Write the records out again, keeping each line exactly as it is.

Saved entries
◇ ◇ ◇ ◇ ◇

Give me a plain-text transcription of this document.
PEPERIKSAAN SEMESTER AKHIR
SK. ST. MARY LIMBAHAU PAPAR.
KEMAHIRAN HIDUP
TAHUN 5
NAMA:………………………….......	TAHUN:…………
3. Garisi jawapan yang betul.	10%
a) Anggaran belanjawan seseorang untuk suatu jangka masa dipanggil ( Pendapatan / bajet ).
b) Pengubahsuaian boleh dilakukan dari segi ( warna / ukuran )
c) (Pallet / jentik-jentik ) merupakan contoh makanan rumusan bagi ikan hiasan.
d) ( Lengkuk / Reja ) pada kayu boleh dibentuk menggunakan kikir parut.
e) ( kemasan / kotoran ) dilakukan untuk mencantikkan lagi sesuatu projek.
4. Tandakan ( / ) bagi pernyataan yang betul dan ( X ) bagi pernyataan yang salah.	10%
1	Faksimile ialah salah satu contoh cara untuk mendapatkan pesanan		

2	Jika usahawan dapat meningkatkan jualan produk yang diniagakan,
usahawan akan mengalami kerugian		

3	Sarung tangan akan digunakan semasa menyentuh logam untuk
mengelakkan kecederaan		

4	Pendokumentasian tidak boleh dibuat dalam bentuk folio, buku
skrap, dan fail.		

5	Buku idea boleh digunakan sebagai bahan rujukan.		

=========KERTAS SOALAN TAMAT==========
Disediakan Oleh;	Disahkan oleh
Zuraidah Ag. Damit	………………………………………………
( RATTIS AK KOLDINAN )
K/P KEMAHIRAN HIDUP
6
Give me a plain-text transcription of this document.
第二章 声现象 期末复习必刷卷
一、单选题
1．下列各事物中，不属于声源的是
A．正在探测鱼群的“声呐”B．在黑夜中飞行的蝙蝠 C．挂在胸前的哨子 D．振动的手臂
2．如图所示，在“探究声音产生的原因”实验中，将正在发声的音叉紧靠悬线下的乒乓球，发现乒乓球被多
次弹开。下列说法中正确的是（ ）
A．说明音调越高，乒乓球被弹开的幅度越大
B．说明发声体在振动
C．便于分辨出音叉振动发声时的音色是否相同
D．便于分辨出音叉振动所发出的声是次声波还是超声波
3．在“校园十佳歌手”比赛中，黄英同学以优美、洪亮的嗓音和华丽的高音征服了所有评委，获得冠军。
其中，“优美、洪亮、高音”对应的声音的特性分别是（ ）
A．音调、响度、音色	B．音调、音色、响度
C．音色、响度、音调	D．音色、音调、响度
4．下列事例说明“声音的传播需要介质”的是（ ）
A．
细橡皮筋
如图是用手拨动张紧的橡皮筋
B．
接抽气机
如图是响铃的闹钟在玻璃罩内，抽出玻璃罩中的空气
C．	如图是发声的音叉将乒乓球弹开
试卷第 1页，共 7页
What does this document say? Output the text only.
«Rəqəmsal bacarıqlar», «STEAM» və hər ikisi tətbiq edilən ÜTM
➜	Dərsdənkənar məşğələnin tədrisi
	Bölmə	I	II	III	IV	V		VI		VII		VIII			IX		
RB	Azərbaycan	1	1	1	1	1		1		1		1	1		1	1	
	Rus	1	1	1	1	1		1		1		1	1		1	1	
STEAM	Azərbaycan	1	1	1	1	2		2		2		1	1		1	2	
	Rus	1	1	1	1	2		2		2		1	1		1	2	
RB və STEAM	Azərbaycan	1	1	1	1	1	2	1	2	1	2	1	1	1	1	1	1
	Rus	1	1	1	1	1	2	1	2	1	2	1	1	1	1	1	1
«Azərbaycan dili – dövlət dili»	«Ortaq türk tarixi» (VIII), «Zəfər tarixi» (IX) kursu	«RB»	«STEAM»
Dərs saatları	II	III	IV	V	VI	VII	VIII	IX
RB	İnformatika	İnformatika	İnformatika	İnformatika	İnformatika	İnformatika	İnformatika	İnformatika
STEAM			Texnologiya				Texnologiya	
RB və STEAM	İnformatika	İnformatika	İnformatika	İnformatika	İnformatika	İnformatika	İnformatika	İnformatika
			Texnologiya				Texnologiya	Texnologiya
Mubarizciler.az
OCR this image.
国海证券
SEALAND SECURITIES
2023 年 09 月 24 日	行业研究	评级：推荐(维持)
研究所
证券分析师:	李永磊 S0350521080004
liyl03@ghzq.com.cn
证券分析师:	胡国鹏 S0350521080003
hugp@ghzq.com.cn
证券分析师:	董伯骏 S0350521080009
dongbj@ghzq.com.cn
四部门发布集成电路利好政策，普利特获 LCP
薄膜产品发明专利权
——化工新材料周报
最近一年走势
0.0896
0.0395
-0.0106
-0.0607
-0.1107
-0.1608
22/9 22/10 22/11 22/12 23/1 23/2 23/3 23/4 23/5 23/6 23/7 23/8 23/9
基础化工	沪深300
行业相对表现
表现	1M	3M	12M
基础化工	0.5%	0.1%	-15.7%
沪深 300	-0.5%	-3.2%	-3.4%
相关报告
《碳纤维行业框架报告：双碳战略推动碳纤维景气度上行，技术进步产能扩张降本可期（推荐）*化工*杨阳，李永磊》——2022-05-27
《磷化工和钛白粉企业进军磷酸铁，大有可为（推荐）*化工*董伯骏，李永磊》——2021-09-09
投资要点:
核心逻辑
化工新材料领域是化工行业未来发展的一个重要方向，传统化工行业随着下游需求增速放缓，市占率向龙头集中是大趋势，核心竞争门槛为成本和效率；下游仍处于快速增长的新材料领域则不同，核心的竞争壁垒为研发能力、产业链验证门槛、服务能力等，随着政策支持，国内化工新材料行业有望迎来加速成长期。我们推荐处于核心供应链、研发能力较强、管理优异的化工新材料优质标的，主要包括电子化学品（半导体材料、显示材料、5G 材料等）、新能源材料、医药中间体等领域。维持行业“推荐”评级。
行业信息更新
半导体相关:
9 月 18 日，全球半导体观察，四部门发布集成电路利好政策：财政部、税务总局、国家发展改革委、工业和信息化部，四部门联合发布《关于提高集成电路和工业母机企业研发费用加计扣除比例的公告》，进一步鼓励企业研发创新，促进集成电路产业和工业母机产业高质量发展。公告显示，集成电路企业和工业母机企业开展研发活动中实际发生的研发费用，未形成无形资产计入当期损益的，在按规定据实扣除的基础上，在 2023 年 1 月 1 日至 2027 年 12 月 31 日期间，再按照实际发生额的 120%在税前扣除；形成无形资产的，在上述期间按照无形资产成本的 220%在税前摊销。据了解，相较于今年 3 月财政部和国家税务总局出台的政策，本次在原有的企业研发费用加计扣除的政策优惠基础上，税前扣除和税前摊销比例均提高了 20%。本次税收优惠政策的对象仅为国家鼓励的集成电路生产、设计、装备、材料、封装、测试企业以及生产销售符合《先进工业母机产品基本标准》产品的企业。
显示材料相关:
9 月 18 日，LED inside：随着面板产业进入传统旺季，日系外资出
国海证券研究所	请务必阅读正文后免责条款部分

◇ ◇ ◇ ◇ ◇

Solution to the problem:
Give me a plain-text transcription of this document.
PEPERIKSAAN SEMESTER AKHIR
SK. ST. MARY LIMBAHAU PAPAR.
KEMAHIRAN HIDUP
TAHUN 5
NAMA:………………………….......	TAHUN:…………
3. Garisi jawapan yang betul.	10%
a) Anggaran belanjawan seseorang untuk suatu jangka masa dipanggil ( Pendapatan / bajet ).
b) Pengubahsuaian boleh dilakukan dari segi ( warna / ukuran )
c) (Pallet / jentik-jentik ) merupakan contoh makanan rumusan bagi ikan hiasan.
d) ( Lengkuk / Reja ) pada kayu boleh dibentuk menggunakan kikir parut.
e) ( kemasan / kotoran ) dilakukan untuk mencantikkan lagi sesuatu projek.
4. Tandakan ( / ) bagi pernyataan yang betul dan ( X ) bagi pernyataan yang salah.	10%
1	Faksimile ialah salah satu contoh cara untuk mendapatkan pesanan		

2	Jika usahawan dapat meningkatkan jualan produk yang diniagakan,
usahawan akan mengalami kerugian		

3	Sarung tangan akan digunakan semasa menyentuh logam untuk
mengelakkan kecederaan		

4	Pendokumentasian tidak boleh dibuat dalam bentuk folio, buku
skrap, dan fail.		

5	Buku idea boleh digunakan sebagai bahan rujukan.		

=========KERTAS SOALAN TAMAT==========
Disediakan Oleh;	Disahkan oleh
Zuraidah Ag. Damit	………………………………………………
( RATTIS AK KOLDINAN )
K/P KEMAHIRAN HIDUP
6
Give me a plain-text transcription of this document.
第二章 声现象 期末复习必刷卷
一、单选题
1．下列各事物中，不属于声源的是
A．正在探测鱼群的“声呐”B．在黑夜中飞行的蝙蝠 C．挂在胸前的哨子 D．振动的手臂
2．如图所示，在“探究声音产生的原因”实验中，将正在发声的音叉紧靠悬线下的乒乓球，发现乒乓球被多
次弹开。下列说法中正确的是（ ）
A．说明音调越高，乒乓球被弹开的幅度越大
B．说明发声体在振动
C．便于分辨出音叉振动发声时的音色是否相同
D．便于分辨出音叉振动所发出的声是次声波还是超声波
3．在“校园十佳歌手”比赛中，黄英同学以优美、洪亮的嗓音和华丽的高音征服了所有评委，获得冠军。
其中，“优美、洪亮、高音”对应的声音的特性分别是（ ）
A．音调、响度、音色	B．音调、音色、响度
C．音色、响度、音调	D．音色、音调、响度
4．下列事例说明“声音的传播需要介质”的是（ ）
A．
细橡皮筋
如图是用手拨动张紧的橡皮筋
B．
接抽气机
如图是响铃的闹钟在玻璃罩内，抽出玻璃罩中的空气
C．	如图是发声的音叉将乒乓球弹开
试卷第 1页，共 7页
What does this document say? Output the text only.
«Rəqəmsal bacarıqlar», «STEAM» və hər ikisi tətbiq edilən ÜTM
➜	Dərsdənkənar məşğələnin tədrisi
	Bölmə	I	II	III	IV	V		VI		VII		VIII			IX		
RB	Azərbaycan	1	1	1	1	1		1		1		1	1		1	1	
	Rus	1	1	1	1	1		1		1		1	1		1	1	
STEAM	Azərbaycan	1	1	1	1	2		2		2		1	1		1	2	
	Rus	1	1	1	1	2		2		2		1	1		1	2	
RB və STEAM	Azərbaycan	1	1	1	1	1	2	1	2	1	2	1	1	1	1	1	1
	Rus	1	1	1	1	1	2	1	2	1	2	1	1	1	1	1	1
«Azərbaycan dili – dövlət dili»	«Ortaq türk tarixi» (VIII), «Zəfər tarixi» (IX) kursu	«RB»	«STEAM»
Dərs saatları	II	III	IV	V	VI	VII	VIII	IX
RB	İnformatika	İnformatika	İnformatika	İnformatika	İnformatika	İnformatika	İnformatika	İnformatika
STEAM			Texnologiya				Texnologiya	
RB və STEAM	İnformatika	İnformatika	İnformatika	İnformatika	İnformatika	İnformatika	İnformatika	İnformatika
			Texnologiya				Texnologiya	Texnologiya
Mubarizciler.az
OCR this image.
国海证券
SEALAND SECURITIES
2023 年 09 月 24 日	行业研究	评级：推荐(维持)
研究所
证券分析师:	李永磊 S0350521080004
liyl03@ghzq.com.cn
证券分析师:	胡国鹏 S0350521080003
hugp@ghzq.com.cn
证券分析师:	董伯骏 S0350521080009
dongbj@ghzq.com.cn
四部门发布集成电路利好政策，普利特获 LCP
薄膜产品发明专利权
——化工新材料周报
最近一年走势
0.0896
0.0395
-0.0106
-0.0607
-0.1107
-0.1608
22/9 22/10 22/11 22/12 23/1 23/2 23/3 23/4 23/5 23/6 23/7 23/8 23/9
基础化工	沪深300
行业相对表现
表现	1M	3M	12M
基础化工	0.5%	0.1%	-15.7%
沪深 300	-0.5%	-3.2%	-3.4%
相关报告
《碳纤维行业框架报告：双碳战略推动碳纤维景气度上行，技术进步产能扩张降本可期（推荐）*化工*杨阳，李永磊》——2022-05-27
《磷化工和钛白粉企业进军磷酸铁，大有可为（推荐）*化工*董伯骏，李永磊》——2021-09-09
投资要点:
核心逻辑
化工新材料领域是化工行业未来发展的一个重要方向，传统化工行业随着下游需求增速放缓，市占率向龙头集中是大趋势，核心竞争门槛为成本和效率；下游仍处于快速增长的新材料领域则不同，核心的竞争壁垒为研发能力、产业链验证门槛、服务能力等，随着政策支持，国内化工新材料行业有望迎来加速成长期。我们推荐处于核心供应链、研发能力较强、管理优异的化工新材料优质标的，主要包括电子化学品（半导体材料、显示材料、5G 材料等）、新能源材料、医药中间体等领域。维持行业“推荐”评级。
行业信息更新
半导体相关:
9 月 18 日，全球半导体观察，四部门发布集成电路利好政策：财政部、税务总局、国家发展改革委、工业和信息化部，四部门联合发布《关于提高集成电路和工业母机企业研发费用加计扣除比例的公告》，进一步鼓励企业研发创新，促进集成电路产业和工业母机产业高质量发展。公告显示，集成电路企业和工业母机企业开展研发活动中实际发生的研发费用，未形成无形资产计入当期损益的，在按规定据实扣除的基础上，在 2023 年 1 月 1 日至 2027 年 12 月 31 日期间，再按照实际发生额的 120%在税前扣除；形成无形资产的，在上述期间按照无形资产成本的 220%在税前摊销。据了解，相较于今年 3 月财政部和国家税务总局出台的政策，本次在原有的企业研发费用加计扣除的政策优惠基础上，税前扣除和税前摊销比例均提高了 20%。本次税收优惠政策的对象仅为国家鼓励的集成电路生产、设计、装备、材料、封装、测试企业以及生产销售符合《先进工业母机产品基本标准》产品的企业。
显示材料相关:
9 月 18 日，LED inside：随着面板产业进入传统旺季，日系外资出
国海证券研究所	请务必阅读正文后免责条款部分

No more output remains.